[Что требуется]
1. Поменяйте «родоначальником» на «основоположником» в отрывке текста о Пригове и Малевиче от «Для Пригова Малевич» до «родоначальником актуального искусства.» и приведите получившийся отрывок целиком.
2. Как мог бы продолжиться текст о Пригове и Малевиче? Допишите его, начав сразу после последней приведенной фразы.

[Фрагмент текста]
Правда, сам Пригов считает, что он следует примеру исторического авангарда, а именно – Малевича.
И в визуальном творчестве Пригова, и в его манифестах постоянно присутствуют отсылки к Малевичу. Так, в частности, в предуведомлении к своей выставке «Вагина Малевича» (Русский музей, 2000) Пригов писал:
В европейской культуре (да и не только европейской) два имени, вернее, два произведения стали как бы символами высокого, почти божественного искусства – Мона Лиза и Черный квадрат. ‹…› Именно они, претерпев наибольшее количество масс-медийных и художнических манипуляций, до сих пор сохраняют свое нетронутое величие, метафизическую мощь и магическую таинственность. ‹…› Помимо визуального образа давно уже бытует их словесный вариант, род некой отдельной и самостийной магической заклинательной вербальной формы – МОНА ЛИЗА и ЧЕРНЫЙ КВАДРАТ [5: 678].
Для Пригова Малевич был одновременно и символом максимальной апроприации искусства консюмеристской культурой, и родоначальником актуального искусства.
Пример Малевича важен для Пригова именно потому, что в нем соединились два, по его мнению, контрастных типа эстетического высказывания. При этом оба связаны с выходом за пределы автономии искусства. Унаследовав от исторического авангарда представление о воздействии искусства на культурную, а шире – социальную среду (представление, заметим, нехарактерное для нонконформистских художественных кругов в целом[51]), Пригов различает два противоположных способа вторжения эстетической деятельности в практическую жизнь. В приговской терминологии это «актуальное искусство» и «культура». Под последней он понимает рутинизацию, трансформирующую былую трансгрессию в норму и этикет. Апофеозом превращения актуального искусства в «этикет» становится то, что Пригов называет «художественным промыслом» (см. выше). Однако сам Пригов свое актуальное искусство создает из материала «культуры» (или «художественного промысла»):
…я-то пытаюсь работать внутри не традиции вообще, а в сугубо отрефлектированной литературной традиции, причем именно русской, в которой зафиксировано очень немного типологически чистых поэтических поведений. Предположим, можно выделить «пушкинское», «тютчевское», «блоковское», «женское» лирическое поведение. Ошибка в том, что пытаются разгадать: а кто это? Я иногда работаю на смеси имиджей, не обязательно знать: вот это чистый Тютчев. Действительно, я работаю с рифмой, у меня есть внутреннее чутье ритма, размера, конечно, – практически я пишу стихи. Но в той же малой зоне, где и живет различие, там моя работа полностью отличается от поэтической деятельности [Зорин 2010: 436].

[Исходные данные]
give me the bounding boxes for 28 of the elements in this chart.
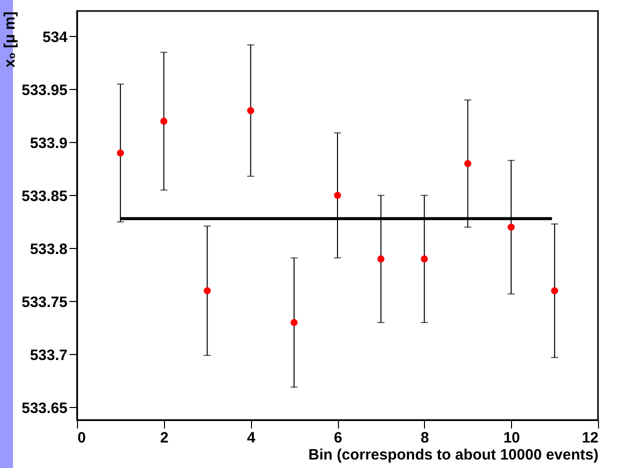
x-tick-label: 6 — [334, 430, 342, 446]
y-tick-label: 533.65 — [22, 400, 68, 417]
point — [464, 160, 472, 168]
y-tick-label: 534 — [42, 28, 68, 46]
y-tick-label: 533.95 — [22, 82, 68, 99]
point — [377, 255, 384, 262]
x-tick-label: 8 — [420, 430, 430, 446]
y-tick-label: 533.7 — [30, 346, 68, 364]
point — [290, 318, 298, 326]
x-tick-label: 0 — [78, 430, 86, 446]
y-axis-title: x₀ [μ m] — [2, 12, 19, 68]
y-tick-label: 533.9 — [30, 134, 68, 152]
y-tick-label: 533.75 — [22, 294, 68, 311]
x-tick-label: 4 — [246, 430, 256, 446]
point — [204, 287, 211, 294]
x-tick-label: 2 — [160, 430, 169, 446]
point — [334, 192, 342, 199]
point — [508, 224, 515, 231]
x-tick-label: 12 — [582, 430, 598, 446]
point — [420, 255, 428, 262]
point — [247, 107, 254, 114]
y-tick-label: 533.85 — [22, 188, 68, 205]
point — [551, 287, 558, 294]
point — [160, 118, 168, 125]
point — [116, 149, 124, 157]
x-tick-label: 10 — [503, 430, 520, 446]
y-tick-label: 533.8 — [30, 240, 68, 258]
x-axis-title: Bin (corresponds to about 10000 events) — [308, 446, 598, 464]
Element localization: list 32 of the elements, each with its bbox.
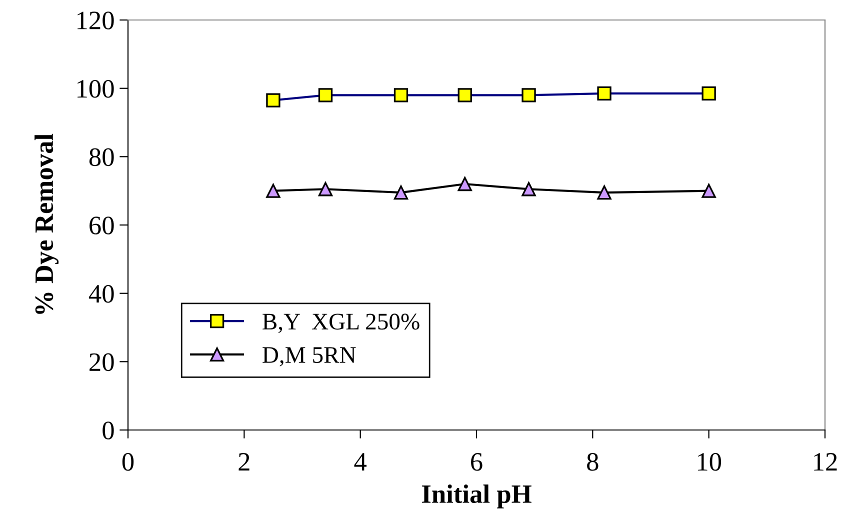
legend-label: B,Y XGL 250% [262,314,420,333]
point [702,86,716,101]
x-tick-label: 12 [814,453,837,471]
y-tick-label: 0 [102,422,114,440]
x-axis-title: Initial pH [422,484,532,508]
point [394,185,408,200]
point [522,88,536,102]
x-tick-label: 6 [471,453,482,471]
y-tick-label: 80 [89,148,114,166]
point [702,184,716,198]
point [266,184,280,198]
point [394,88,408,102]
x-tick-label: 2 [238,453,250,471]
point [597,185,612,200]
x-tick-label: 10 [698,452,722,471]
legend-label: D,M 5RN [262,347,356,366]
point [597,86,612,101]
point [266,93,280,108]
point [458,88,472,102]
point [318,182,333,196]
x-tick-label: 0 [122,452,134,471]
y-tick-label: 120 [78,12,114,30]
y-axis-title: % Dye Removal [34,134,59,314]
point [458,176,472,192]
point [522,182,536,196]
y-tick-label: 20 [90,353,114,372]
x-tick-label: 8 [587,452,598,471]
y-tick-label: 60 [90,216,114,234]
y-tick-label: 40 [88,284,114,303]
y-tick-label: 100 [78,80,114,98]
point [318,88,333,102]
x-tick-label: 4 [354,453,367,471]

* * *

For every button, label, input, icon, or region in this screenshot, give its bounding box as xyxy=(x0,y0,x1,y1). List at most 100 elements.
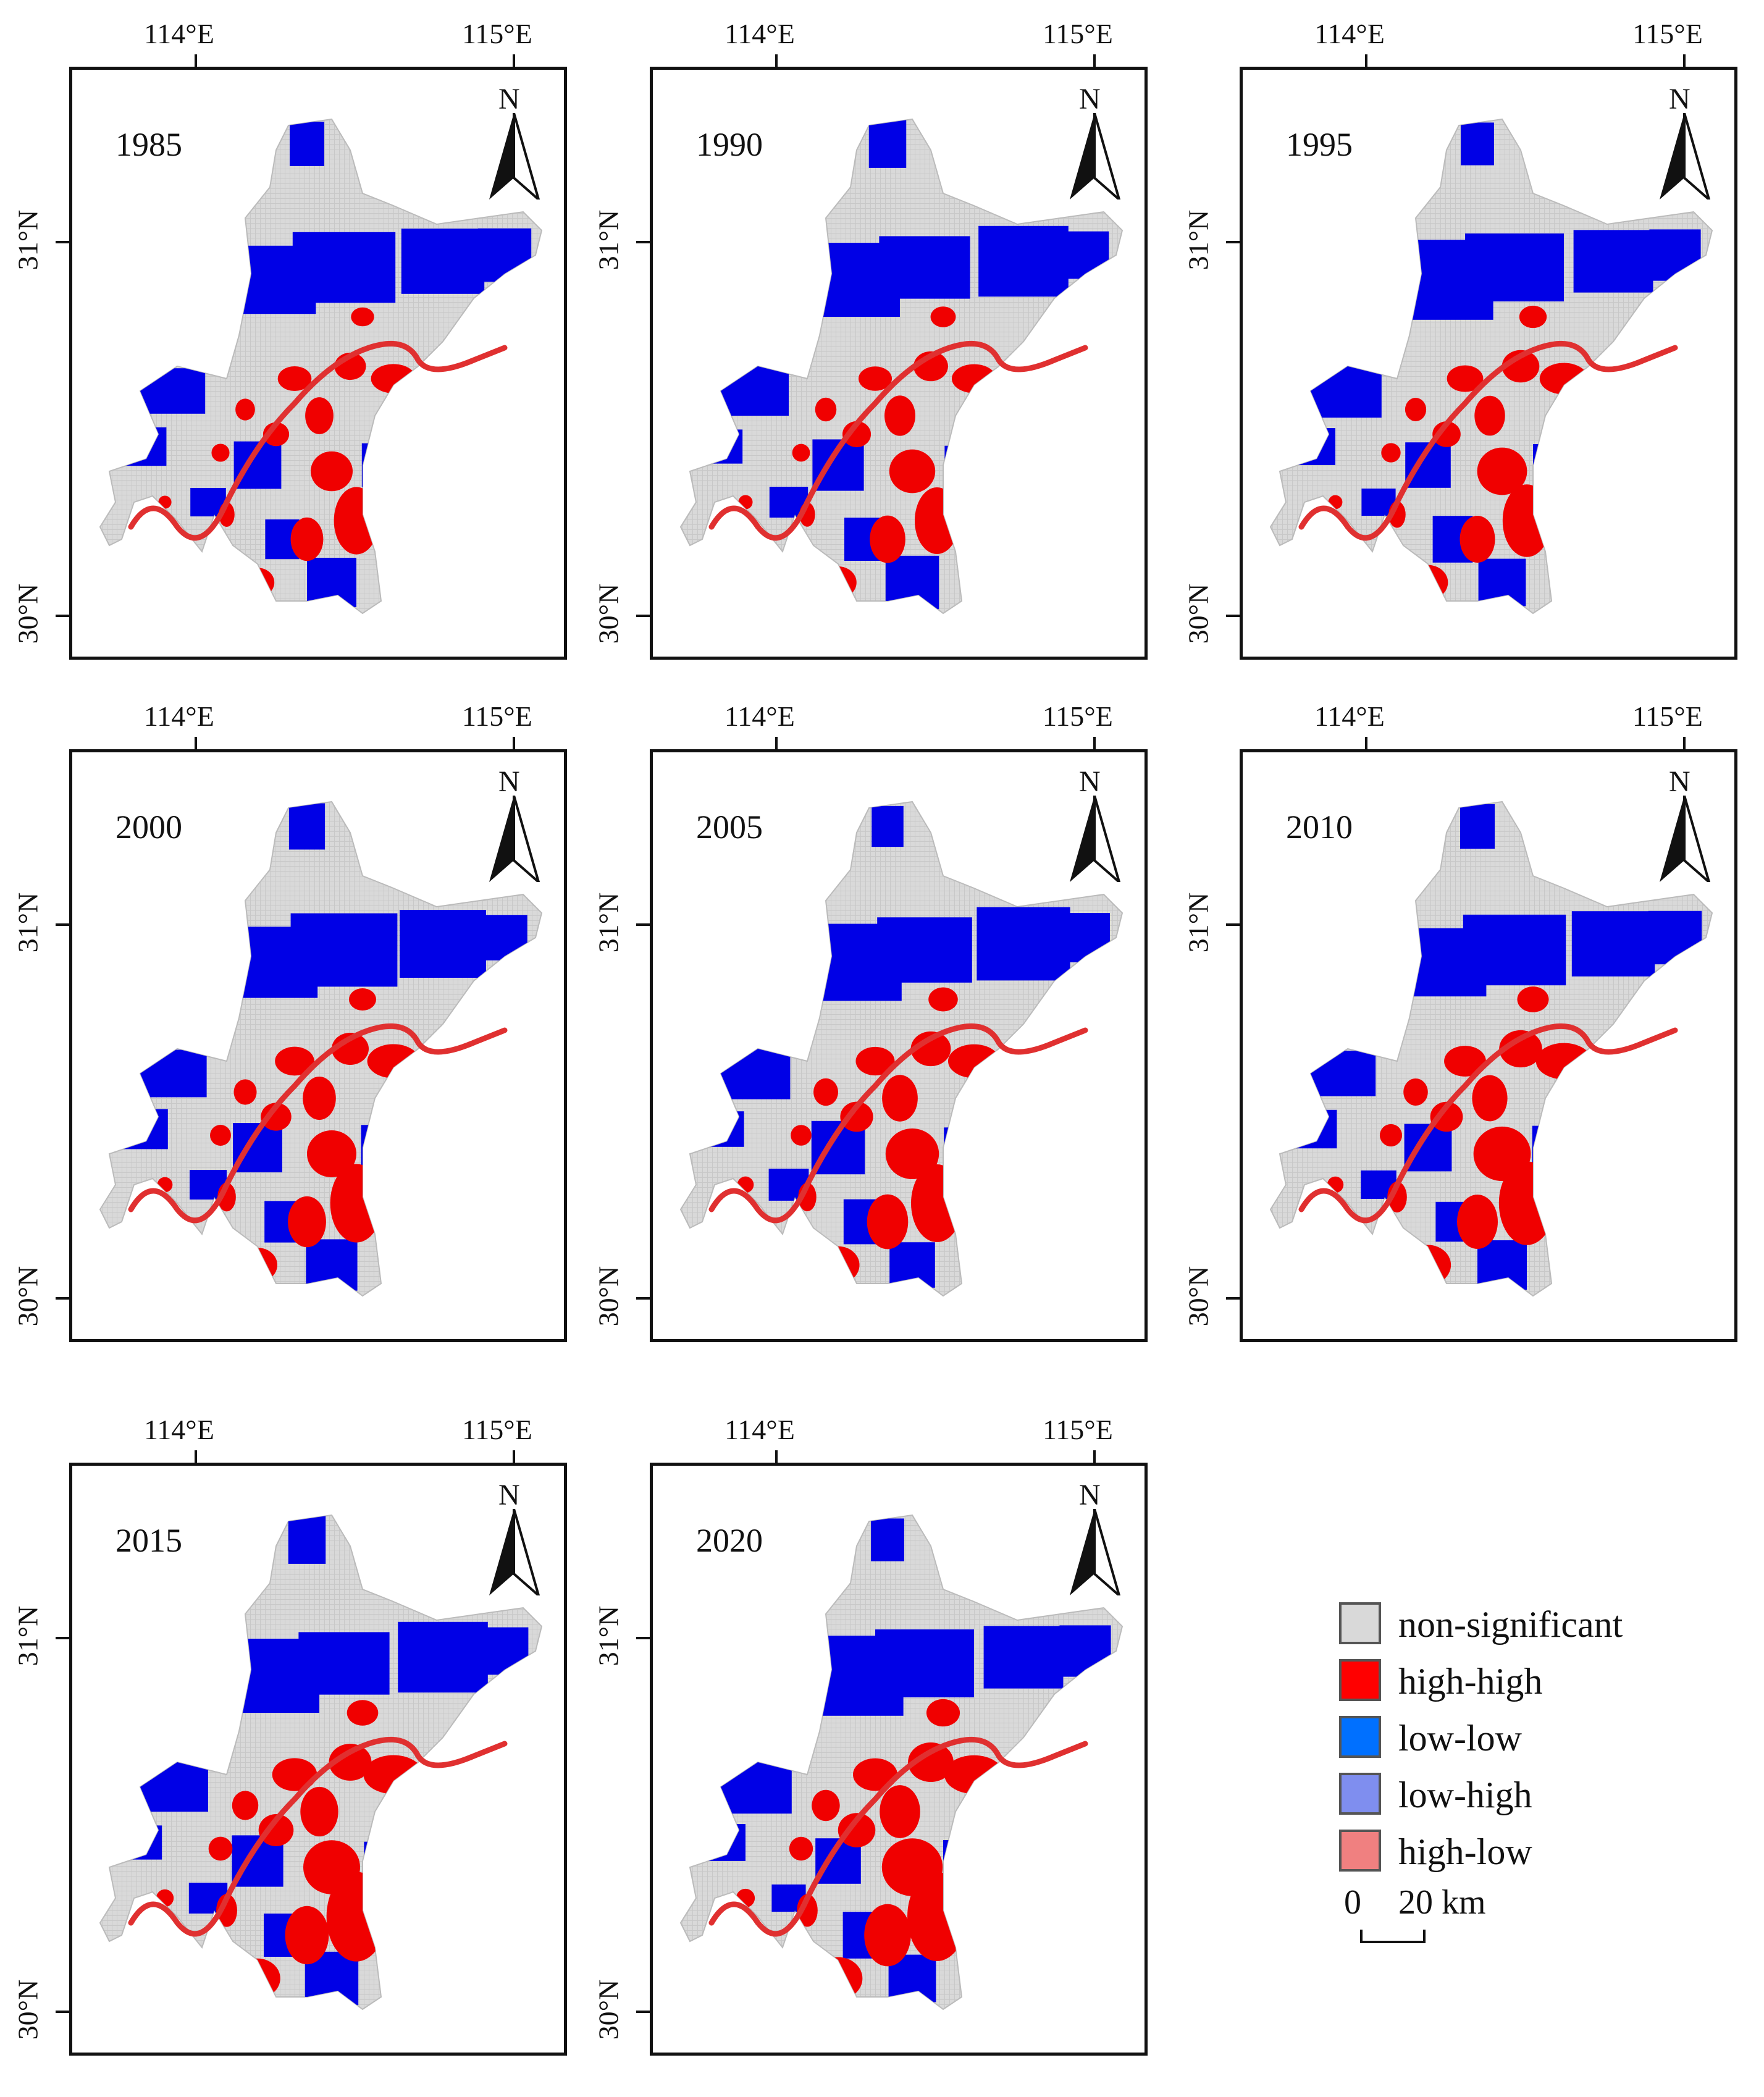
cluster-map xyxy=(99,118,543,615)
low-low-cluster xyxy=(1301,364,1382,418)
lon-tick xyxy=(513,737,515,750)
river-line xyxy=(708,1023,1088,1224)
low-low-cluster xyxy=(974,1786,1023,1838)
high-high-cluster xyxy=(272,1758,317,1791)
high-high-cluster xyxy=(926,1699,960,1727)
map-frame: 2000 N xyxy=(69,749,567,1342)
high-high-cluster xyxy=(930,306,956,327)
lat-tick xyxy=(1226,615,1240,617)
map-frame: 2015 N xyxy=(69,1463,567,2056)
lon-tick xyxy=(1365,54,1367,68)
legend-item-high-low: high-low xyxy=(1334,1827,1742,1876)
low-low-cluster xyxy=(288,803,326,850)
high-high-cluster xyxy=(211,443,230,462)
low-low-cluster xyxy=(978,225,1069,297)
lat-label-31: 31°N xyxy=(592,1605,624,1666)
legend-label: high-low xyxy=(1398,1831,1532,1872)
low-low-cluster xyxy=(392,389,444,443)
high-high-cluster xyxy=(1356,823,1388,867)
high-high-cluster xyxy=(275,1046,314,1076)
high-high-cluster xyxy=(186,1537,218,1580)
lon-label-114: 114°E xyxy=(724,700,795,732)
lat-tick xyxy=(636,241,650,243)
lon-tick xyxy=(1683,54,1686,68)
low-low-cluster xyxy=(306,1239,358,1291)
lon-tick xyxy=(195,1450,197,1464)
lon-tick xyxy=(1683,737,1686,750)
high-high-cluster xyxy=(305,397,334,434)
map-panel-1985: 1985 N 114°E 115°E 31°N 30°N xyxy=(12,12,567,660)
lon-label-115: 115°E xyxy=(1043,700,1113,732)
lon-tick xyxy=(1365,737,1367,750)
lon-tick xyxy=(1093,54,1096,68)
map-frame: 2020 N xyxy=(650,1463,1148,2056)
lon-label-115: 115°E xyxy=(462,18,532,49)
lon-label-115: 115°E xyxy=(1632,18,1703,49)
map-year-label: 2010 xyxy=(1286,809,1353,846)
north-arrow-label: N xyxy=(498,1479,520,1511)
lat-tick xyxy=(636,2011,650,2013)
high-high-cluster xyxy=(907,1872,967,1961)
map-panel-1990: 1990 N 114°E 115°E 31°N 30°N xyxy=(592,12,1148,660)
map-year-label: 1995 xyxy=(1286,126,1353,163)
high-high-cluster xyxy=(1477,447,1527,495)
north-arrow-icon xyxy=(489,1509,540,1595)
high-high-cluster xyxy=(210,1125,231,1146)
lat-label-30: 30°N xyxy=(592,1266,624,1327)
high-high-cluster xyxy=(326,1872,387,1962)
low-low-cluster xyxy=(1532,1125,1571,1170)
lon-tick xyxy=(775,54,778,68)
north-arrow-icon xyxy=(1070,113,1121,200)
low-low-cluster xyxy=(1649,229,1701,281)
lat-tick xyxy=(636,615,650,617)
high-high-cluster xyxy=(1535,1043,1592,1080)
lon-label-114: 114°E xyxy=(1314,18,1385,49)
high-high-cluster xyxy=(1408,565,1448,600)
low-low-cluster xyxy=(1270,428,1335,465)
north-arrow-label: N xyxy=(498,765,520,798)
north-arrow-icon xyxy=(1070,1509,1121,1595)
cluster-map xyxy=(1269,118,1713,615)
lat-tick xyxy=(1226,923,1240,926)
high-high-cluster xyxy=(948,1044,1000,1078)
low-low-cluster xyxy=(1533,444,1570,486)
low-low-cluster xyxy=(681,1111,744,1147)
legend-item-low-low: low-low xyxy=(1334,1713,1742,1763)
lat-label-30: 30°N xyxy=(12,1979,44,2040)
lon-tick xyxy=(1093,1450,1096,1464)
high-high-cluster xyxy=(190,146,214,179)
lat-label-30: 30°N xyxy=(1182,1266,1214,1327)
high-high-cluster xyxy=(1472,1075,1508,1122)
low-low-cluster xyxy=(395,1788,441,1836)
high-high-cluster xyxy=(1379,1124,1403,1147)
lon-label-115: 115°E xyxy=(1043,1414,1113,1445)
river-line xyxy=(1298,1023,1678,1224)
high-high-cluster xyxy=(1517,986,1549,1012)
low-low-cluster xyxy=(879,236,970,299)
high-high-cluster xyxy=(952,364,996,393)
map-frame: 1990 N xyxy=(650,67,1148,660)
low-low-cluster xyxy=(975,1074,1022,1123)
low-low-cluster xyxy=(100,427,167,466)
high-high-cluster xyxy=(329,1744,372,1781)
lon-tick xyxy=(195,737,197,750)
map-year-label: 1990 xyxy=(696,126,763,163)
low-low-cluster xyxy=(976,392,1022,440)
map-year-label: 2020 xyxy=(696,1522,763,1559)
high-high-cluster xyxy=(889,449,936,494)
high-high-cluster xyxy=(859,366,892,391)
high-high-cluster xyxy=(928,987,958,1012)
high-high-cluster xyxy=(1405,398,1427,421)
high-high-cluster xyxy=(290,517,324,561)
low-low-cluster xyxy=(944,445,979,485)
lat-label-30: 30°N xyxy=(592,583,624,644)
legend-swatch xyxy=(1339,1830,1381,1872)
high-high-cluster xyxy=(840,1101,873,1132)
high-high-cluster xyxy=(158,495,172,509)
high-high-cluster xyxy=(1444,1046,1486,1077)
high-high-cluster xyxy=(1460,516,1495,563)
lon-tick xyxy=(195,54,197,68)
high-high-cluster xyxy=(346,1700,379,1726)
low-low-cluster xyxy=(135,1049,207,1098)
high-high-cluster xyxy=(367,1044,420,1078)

* * *

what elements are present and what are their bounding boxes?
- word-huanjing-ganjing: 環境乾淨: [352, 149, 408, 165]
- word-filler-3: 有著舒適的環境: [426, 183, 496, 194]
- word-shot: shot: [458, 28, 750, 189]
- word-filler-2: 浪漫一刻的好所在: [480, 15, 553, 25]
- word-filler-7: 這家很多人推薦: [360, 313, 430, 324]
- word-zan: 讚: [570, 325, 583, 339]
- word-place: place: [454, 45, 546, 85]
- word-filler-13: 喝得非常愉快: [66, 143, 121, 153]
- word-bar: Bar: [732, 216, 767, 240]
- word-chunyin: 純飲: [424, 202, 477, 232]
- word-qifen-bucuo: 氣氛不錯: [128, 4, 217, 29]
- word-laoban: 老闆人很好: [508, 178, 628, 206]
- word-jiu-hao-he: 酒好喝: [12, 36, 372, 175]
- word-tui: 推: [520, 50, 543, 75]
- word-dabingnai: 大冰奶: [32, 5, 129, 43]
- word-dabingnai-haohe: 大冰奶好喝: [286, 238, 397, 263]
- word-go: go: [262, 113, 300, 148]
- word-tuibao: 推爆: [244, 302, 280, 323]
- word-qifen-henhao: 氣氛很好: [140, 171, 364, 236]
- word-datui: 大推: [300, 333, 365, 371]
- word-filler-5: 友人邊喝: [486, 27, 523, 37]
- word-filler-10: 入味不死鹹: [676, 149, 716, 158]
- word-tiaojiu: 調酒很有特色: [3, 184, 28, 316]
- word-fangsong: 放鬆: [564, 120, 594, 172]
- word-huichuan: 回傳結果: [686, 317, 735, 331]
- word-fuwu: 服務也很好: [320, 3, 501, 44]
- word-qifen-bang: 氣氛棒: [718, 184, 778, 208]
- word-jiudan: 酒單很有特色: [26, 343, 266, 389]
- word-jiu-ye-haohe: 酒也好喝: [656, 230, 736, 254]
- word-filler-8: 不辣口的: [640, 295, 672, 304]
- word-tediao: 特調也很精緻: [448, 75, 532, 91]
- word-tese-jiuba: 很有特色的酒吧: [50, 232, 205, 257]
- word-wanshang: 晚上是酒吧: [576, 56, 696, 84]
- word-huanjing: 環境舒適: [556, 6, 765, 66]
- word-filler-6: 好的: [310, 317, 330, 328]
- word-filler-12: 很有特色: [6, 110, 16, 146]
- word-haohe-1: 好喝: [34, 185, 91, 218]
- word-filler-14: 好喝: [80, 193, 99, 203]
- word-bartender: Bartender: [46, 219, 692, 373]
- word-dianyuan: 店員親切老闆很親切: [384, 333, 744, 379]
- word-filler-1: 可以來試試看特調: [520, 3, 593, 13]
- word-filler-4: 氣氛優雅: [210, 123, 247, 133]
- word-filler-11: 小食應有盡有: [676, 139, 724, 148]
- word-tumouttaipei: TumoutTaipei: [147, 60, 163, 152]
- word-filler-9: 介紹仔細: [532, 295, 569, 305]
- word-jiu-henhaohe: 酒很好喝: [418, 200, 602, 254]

[Ответы]
1.
Для Пригова Малевич был одновременно и символом максимальной апроприации искусства консюмеристской культурой, и основоположником актуального искусства.

2.
Более того, он стремится к тому, чтобы, подобно Малевичу, вторгаться в зону «культуры», чтобы закрепить свой дискурс в виде узнаваемо-рутинизированных жестов – чтобы с первых слов было понятно, что это – Пригов.
Логика Пригова становится понятнее в контексте современных теорий (дискурсивных) практик, разработанных наряду с де Серто Пьером Бурдье, а также Б. Латуром, Л. Болтански и Л. Тевено и другими авторами[52]. Теории практик противостоят как семиотике, придающей верховный смысл надличным культурным моделям, так и постструктуралистскому «текстоцентризму». В центре внимания исследователей социальных, культурных и дискурсивных практик оказывается область «рутины», которая обеспечивает «символическую организацию реальности» [Reckwitz 2002: 251]. Как продемонстрировал Бурдье, практики представляют собой «полуосознанную грамматику», реализуемую через «настоящее искусство перформанса» [Bourdieu 2010: 20].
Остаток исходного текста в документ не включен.